Wherever the word "frac" turns up in a line of the entries, copy that line.

____ SOURCE RECORDS

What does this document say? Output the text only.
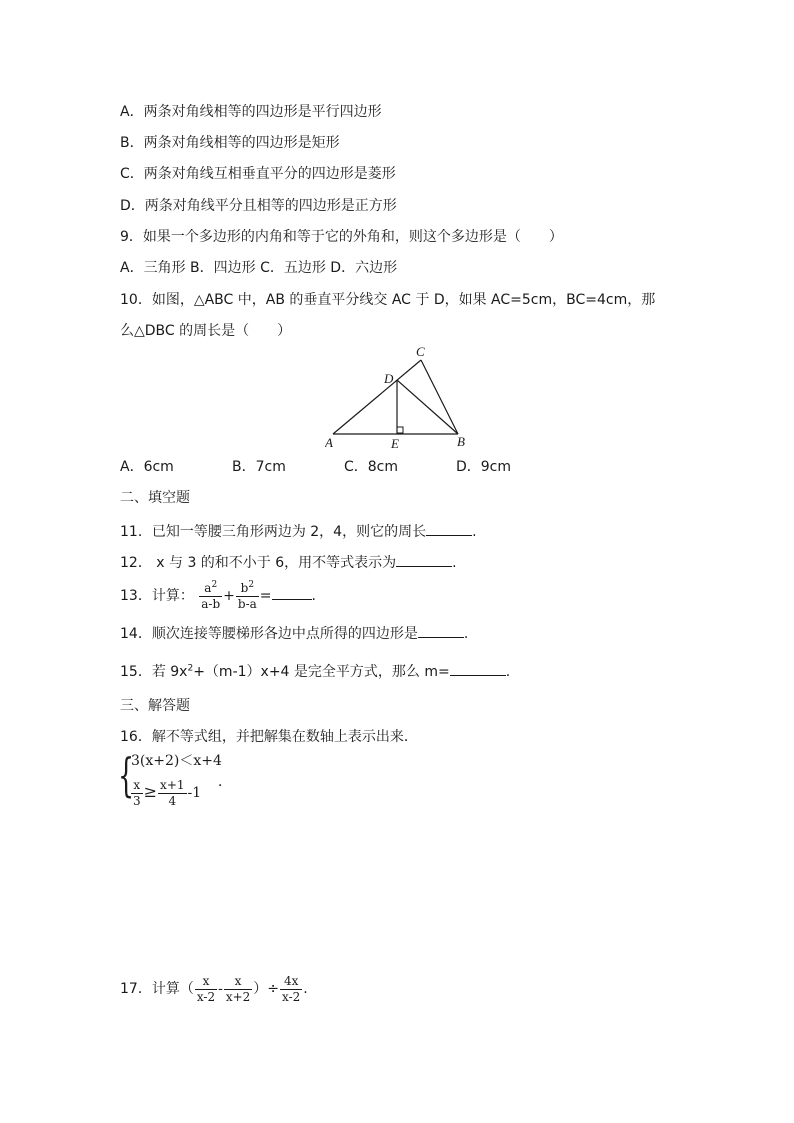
A．两条对角线相等的四边形是平行四边形
B．两条对角线相等的四边形是矩形
C．两条对角线互相垂直平分的四边形是菱形
D．两条对角线平分且相等的四边形是正方形
9．如果一个多边形的内角和等于它的外角和，则这个多边形是（　　）
A．三角形 B．四边形 C．五边形 D．六边形
10．如图，△ABC 中，AB 的垂直平分线交 AC 于 D，如果 AC=5cm，BC=4cm，那
么△DBC 的周长是（　　）
A	B
C
D
E
A．6cm	B．7cm	C．8cm	D．9cm
二、填空题
11．已知一等腰三角形两边为 2，4，则它的周长	.
12． x 与 3 的和不小于 6，用不等式表示为	.
13．计算： $\frac{a^2}{a-b} + \frac{b^2}{b-a}$ =	.
14．顺次连接等腰梯形各边中点所得的四边形是	.
15．若 $9x^2+(m-1)x+4$ 是完全平方式，那么 m=	.
三、解答题
16．解不等式组，并把解集在数轴上表示出来．
{
3(x+2)＜x+4
$\frac{x}{3} \ge \frac{x+1}{4} -1$
．
17．计算（ $\frac{x}{x-2} - \frac{x}{x+2}$ ）÷ $\frac{4x}{x-2}$ .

________

**CORRECT RESULT:**
13．计算： $\frac{a^2}{a-b} + \frac{b^2}{b-a}$ =	.
$\frac{x}{3} \ge \frac{x+1}{4} -1$
17．计算（ $\frac{x}{x-2} - \frac{x}{x+2}$ ）÷ $\frac{4x}{x-2}$ .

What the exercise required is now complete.